* **The records**
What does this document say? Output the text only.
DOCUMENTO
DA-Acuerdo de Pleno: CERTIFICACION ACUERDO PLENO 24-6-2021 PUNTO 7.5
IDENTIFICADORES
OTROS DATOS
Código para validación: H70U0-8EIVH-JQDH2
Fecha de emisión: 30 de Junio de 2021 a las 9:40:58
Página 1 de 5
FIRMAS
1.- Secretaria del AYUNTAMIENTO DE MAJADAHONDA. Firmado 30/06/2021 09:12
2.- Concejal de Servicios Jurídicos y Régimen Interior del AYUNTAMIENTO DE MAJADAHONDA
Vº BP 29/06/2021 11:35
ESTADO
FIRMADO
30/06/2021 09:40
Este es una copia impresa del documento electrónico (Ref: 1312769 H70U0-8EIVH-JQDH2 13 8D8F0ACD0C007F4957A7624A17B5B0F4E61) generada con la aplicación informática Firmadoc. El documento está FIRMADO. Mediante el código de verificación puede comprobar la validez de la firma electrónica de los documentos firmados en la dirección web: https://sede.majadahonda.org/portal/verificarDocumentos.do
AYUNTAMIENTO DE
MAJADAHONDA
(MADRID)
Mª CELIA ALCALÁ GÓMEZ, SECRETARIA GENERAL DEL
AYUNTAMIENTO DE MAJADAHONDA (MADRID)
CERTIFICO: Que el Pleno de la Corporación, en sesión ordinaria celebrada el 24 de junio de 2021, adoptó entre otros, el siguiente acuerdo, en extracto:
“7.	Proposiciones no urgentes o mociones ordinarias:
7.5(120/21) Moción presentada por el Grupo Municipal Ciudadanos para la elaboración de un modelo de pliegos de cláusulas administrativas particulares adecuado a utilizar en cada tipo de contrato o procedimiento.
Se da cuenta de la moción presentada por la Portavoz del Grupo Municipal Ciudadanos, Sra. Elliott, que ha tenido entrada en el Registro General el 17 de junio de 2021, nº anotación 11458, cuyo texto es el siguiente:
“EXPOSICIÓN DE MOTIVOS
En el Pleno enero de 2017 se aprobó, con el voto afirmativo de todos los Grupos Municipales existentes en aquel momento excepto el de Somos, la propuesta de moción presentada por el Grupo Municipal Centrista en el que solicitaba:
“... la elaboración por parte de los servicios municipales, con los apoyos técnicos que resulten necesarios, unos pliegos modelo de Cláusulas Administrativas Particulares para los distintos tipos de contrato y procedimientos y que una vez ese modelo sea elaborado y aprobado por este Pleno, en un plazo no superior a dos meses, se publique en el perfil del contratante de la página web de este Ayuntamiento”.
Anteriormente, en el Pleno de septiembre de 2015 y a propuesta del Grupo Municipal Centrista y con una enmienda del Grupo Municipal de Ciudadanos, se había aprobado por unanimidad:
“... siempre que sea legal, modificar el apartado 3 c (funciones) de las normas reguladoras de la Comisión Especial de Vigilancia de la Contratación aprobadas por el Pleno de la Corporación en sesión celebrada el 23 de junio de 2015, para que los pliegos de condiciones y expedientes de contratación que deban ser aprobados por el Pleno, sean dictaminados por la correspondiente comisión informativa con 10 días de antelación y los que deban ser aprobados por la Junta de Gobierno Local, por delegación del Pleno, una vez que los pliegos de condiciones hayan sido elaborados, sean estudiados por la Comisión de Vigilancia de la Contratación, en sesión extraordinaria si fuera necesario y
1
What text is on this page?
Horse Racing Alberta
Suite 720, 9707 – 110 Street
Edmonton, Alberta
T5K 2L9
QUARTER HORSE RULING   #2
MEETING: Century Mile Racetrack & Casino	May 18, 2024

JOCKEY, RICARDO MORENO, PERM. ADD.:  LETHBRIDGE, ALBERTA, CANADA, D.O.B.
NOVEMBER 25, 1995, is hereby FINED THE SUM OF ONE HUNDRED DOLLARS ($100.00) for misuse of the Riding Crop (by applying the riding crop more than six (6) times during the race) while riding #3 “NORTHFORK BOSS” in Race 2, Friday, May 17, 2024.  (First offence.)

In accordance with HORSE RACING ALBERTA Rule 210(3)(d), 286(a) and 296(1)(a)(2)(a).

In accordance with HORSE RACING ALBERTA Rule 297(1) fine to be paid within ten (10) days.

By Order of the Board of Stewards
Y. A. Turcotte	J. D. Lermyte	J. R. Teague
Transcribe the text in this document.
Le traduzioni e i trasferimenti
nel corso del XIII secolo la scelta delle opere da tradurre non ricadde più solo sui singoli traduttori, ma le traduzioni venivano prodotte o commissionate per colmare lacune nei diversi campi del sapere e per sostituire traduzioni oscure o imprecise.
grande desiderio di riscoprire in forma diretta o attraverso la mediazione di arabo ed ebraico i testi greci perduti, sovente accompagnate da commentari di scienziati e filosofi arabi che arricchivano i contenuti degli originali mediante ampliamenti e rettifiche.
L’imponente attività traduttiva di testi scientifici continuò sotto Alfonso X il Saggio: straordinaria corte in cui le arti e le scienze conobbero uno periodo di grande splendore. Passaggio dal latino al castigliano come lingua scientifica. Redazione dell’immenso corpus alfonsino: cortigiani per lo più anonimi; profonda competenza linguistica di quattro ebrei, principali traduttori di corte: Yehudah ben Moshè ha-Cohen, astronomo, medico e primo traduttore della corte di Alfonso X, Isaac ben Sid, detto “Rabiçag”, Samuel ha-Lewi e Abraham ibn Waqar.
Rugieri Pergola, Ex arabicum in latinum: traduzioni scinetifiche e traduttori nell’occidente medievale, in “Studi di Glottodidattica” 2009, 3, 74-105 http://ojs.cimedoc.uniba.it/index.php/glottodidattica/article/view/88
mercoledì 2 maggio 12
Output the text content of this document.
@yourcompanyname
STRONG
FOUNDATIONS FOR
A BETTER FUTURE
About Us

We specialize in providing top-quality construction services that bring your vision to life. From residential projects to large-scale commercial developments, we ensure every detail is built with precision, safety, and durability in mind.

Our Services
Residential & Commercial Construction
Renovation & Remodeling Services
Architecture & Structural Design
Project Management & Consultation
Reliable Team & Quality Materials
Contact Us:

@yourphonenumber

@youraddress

* **Task goal**
Report how many lines in this data include the string "Centrista", and nothing else.

* **Task result**
2